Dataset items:
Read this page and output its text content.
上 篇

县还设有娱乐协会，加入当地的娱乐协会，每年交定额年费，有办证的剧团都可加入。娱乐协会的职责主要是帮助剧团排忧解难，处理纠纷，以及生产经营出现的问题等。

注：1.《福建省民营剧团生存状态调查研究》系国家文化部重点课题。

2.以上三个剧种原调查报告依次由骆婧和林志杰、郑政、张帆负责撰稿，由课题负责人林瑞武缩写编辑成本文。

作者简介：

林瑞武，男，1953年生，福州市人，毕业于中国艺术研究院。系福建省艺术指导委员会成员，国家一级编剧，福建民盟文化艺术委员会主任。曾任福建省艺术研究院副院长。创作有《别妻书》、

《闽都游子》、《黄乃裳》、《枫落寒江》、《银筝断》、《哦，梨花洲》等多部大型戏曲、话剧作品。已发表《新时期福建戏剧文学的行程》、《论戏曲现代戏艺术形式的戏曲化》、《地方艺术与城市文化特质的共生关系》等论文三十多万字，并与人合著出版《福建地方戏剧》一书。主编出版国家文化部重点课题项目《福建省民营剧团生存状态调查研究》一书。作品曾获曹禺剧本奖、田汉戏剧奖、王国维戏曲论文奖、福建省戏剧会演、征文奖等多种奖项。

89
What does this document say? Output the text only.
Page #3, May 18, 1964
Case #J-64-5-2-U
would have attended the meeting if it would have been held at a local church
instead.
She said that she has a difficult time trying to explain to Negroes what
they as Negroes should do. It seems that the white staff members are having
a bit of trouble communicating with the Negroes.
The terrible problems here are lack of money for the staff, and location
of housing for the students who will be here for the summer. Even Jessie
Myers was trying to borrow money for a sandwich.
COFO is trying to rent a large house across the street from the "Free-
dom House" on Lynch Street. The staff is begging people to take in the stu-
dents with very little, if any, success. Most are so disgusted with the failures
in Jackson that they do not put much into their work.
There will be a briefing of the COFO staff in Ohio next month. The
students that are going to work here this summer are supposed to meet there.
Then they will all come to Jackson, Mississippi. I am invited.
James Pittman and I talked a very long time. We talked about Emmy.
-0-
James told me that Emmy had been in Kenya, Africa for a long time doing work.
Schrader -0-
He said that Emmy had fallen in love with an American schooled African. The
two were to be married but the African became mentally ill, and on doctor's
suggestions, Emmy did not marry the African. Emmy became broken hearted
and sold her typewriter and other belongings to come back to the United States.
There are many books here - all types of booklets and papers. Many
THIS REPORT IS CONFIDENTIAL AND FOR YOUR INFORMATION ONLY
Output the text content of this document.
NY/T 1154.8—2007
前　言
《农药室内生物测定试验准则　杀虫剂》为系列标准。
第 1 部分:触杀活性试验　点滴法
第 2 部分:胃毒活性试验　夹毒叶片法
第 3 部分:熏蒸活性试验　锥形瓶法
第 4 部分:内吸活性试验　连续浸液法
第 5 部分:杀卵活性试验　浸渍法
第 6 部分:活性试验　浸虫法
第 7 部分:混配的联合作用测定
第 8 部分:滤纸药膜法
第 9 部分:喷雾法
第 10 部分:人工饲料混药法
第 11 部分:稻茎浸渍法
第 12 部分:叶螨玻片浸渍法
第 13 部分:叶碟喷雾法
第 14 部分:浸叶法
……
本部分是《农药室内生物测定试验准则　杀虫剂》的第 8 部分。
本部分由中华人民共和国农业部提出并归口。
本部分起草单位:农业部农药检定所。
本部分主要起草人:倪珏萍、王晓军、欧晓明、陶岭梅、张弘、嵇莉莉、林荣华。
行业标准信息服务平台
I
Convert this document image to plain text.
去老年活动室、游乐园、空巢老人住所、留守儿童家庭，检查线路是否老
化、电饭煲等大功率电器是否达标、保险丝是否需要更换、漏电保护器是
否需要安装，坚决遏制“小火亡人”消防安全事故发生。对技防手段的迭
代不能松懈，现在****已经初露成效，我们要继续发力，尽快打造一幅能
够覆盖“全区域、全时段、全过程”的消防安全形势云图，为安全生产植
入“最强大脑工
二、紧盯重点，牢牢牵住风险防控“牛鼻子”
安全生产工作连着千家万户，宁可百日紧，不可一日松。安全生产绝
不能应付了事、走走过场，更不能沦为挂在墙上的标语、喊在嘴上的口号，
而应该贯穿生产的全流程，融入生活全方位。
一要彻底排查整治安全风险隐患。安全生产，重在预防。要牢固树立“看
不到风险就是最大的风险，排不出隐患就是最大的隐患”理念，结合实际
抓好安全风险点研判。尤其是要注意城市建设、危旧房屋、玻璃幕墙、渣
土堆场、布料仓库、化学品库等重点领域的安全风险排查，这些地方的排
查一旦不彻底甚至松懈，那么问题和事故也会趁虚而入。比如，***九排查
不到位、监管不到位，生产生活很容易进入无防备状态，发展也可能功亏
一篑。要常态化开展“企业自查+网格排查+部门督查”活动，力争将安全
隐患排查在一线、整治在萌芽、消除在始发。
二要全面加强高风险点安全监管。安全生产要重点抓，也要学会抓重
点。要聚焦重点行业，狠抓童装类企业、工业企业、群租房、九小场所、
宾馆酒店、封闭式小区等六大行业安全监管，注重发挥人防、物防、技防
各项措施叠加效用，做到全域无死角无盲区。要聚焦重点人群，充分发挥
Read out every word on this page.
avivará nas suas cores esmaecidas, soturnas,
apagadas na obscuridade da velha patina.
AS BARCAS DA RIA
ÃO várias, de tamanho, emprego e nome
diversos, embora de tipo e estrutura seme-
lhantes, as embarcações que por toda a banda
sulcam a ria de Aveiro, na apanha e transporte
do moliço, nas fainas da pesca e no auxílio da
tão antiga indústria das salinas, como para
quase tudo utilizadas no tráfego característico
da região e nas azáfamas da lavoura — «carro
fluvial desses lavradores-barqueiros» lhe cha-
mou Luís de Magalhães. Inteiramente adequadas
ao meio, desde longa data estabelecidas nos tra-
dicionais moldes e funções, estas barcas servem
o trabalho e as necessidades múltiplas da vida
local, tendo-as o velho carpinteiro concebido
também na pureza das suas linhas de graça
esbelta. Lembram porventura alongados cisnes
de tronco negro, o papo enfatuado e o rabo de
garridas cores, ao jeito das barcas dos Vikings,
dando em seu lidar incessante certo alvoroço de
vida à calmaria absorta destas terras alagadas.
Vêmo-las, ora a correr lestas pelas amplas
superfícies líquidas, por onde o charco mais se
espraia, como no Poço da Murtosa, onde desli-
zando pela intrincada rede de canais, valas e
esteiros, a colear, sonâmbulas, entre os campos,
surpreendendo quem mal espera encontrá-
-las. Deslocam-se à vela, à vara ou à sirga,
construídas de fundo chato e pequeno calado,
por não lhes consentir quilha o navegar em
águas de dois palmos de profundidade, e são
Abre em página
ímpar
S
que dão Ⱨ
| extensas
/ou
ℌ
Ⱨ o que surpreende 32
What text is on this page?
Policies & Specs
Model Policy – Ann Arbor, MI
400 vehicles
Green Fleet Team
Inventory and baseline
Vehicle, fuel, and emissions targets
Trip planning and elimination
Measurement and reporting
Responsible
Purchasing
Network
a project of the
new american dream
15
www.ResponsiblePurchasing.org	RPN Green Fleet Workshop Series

Goal: All records above must be set down exactly, please.

Expected output:
Read this page and output its text content.
上 篇

县还设有娱乐协会，加入当地的娱乐协会，每年交定额年费，有办证的剧团都可加入。娱乐协会的职责主要是帮助剧团排忧解难，处理纠纷，以及生产经营出现的问题等。

注：1.《福建省民营剧团生存状态调查研究》系国家文化部重点课题。

2.以上三个剧种原调查报告依次由骆婧和林志杰、郑政、张帆负责撰稿，由课题负责人林瑞武缩写编辑成本文。

作者简介：

林瑞武，男，1953年生，福州市人，毕业于中国艺术研究院。系福建省艺术指导委员会成员，国家一级编剧，福建民盟文化艺术委员会主任。曾任福建省艺术研究院副院长。创作有《别妻书》、

《闽都游子》、《黄乃裳》、《枫落寒江》、《银筝断》、《哦，梨花洲》等多部大型戏曲、话剧作品。已发表《新时期福建戏剧文学的行程》、《论戏曲现代戏艺术形式的戏曲化》、《地方艺术与城市文化特质的共生关系》等论文三十多万字，并与人合著出版《福建地方戏剧》一书。主编出版国家文化部重点课题项目《福建省民营剧团生存状态调查研究》一书。作品曾获曹禺剧本奖、田汉戏剧奖、王国维戏曲论文奖、福建省戏剧会演、征文奖等多种奖项。

89
What does this document say? Output the text only.
Page #3, May 18, 1964
Case #J-64-5-2-U
would have attended the meeting if it would have been held at a local church
instead.
She said that she has a difficult time trying to explain to Negroes what
they as Negroes should do. It seems that the white staff members are having
a bit of trouble communicating with the Negroes.
The terrible problems here are lack of money for the staff, and location
of housing for the students who will be here for the summer. Even Jessie
Myers was trying to borrow money for a sandwich.
COFO is trying to rent a large house across the street from the "Free-
dom House" on Lynch Street. The staff is begging people to take in the stu-
dents with very little, if any, success. Most are so disgusted with the failures
in Jackson that they do not put much into their work.
There will be a briefing of the COFO staff in Ohio next month. The
students that are going to work here this summer are supposed to meet there.
Then they will all come to Jackson, Mississippi. I am invited.
James Pittman and I talked a very long time. We talked about Emmy.
-0-
James told me that Emmy had been in Kenya, Africa for a long time doing work.
Schrader -0-
He said that Emmy had fallen in love with an American schooled African. The
two were to be married but the African became mentally ill, and on doctor's
suggestions, Emmy did not marry the African. Emmy became broken hearted
and sold her typewriter and other belongings to come back to the United States.
There are many books here - all types of booklets and papers. Many
THIS REPORT IS CONFIDENTIAL AND FOR YOUR INFORMATION ONLY
Output the text content of this document.
NY/T 1154.8—2007
前　言
《农药室内生物测定试验准则　杀虫剂》为系列标准。
第 1 部分:触杀活性试验　点滴法
第 2 部分:胃毒活性试验　夹毒叶片法
第 3 部分:熏蒸活性试验　锥形瓶法
第 4 部分:内吸活性试验　连续浸液法
第 5 部分:杀卵活性试验　浸渍法
第 6 部分:活性试验　浸虫法
第 7 部分:混配的联合作用测定
第 8 部分:滤纸药膜法
第 9 部分:喷雾法
第 10 部分:人工饲料混药法
第 11 部分:稻茎浸渍法
第 12 部分:叶螨玻片浸渍法
第 13 部分:叶碟喷雾法
第 14 部分:浸叶法
……
本部分是《农药室内生物测定试验准则　杀虫剂》的第 8 部分。
本部分由中华人民共和国农业部提出并归口。
本部分起草单位:农业部农药检定所。
本部分主要起草人:倪珏萍、王晓军、欧晓明、陶岭梅、张弘、嵇莉莉、林荣华。
行业标准信息服务平台
I
Convert this document image to plain text.
去老年活动室、游乐园、空巢老人住所、留守儿童家庭，检查线路是否老
化、电饭煲等大功率电器是否达标、保险丝是否需要更换、漏电保护器是
否需要安装，坚决遏制“小火亡人”消防安全事故发生。对技防手段的迭
代不能松懈，现在****已经初露成效，我们要继续发力，尽快打造一幅能
够覆盖“全区域、全时段、全过程”的消防安全形势云图，为安全生产植
入“最强大脑工
二、紧盯重点，牢牢牵住风险防控“牛鼻子”
安全生产工作连着千家万户，宁可百日紧，不可一日松。安全生产绝
不能应付了事、走走过场，更不能沦为挂在墙上的标语、喊在嘴上的口号，
而应该贯穿生产的全流程，融入生活全方位。
一要彻底排查整治安全风险隐患。安全生产，重在预防。要牢固树立“看
不到风险就是最大的风险，排不出隐患就是最大的隐患”理念，结合实际
抓好安全风险点研判。尤其是要注意城市建设、危旧房屋、玻璃幕墙、渣
土堆场、布料仓库、化学品库等重点领域的安全风险排查，这些地方的排
查一旦不彻底甚至松懈，那么问题和事故也会趁虚而入。比如，***九排查
不到位、监管不到位，生产生活很容易进入无防备状态，发展也可能功亏
一篑。要常态化开展“企业自查+网格排查+部门督查”活动，力争将安全
隐患排查在一线、整治在萌芽、消除在始发。
二要全面加强高风险点安全监管。安全生产要重点抓，也要学会抓重
点。要聚焦重点行业，狠抓童装类企业、工业企业、群租房、九小场所、
宾馆酒店、封闭式小区等六大行业安全监管，注重发挥人防、物防、技防
各项措施叠加效用，做到全域无死角无盲区。要聚焦重点人群，充分发挥
Read out every word on this page.
avivará nas suas cores esmaecidas, soturnas,
apagadas na obscuridade da velha patina.
AS BARCAS DA RIA
ÃO várias, de tamanho, emprego e nome
diversos, embora de tipo e estrutura seme-
lhantes, as embarcações que por toda a banda
sulcam a ria de Aveiro, na apanha e transporte
do moliço, nas fainas da pesca e no auxílio da
tão antiga indústria das salinas, como para
quase tudo utilizadas no tráfego característico
da região e nas azáfamas da lavoura — «carro
fluvial desses lavradores-barqueiros» lhe cha-
mou Luís de Magalhães. Inteiramente adequadas
ao meio, desde longa data estabelecidas nos tra-
dicionais moldes e funções, estas barcas servem
o trabalho e as necessidades múltiplas da vida
local, tendo-as o velho carpinteiro concebido
também na pureza das suas linhas de graça
esbelta. Lembram porventura alongados cisnes
de tronco negro, o papo enfatuado e o rabo de
garridas cores, ao jeito das barcas dos Vikings,
dando em seu lidar incessante certo alvoroço de
vida à calmaria absorta destas terras alagadas.
Vêmo-las, ora a correr lestas pelas amplas
superfícies líquidas, por onde o charco mais se
espraia, como no Poço da Murtosa, onde desli-
zando pela intrincada rede de canais, valas e
esteiros, a colear, sonâmbulas, entre os campos,
surpreendendo quem mal espera encontrá-
-las. Deslocam-se à vela, à vara ou à sirga,
construídas de fundo chato e pequeno calado,
por não lhes consentir quilha o navegar em
águas de dois palmos de profundidade, e são
Abre em página
ímpar
S
que dão Ⱨ
| extensas
/ou
ℌ
Ⱨ o que surpreende 32
What text is on this page?
Policies & Specs
Model Policy – Ann Arbor, MI
400 vehicles
Green Fleet Team
Inventory and baseline
Vehicle, fuel, and emissions targets
Trip planning and elimination
Measurement and reporting
Responsible
Purchasing
Network
a project of the
new american dream
15
www.ResponsiblePurchasing.org	RPN Green Fleet Workshop Series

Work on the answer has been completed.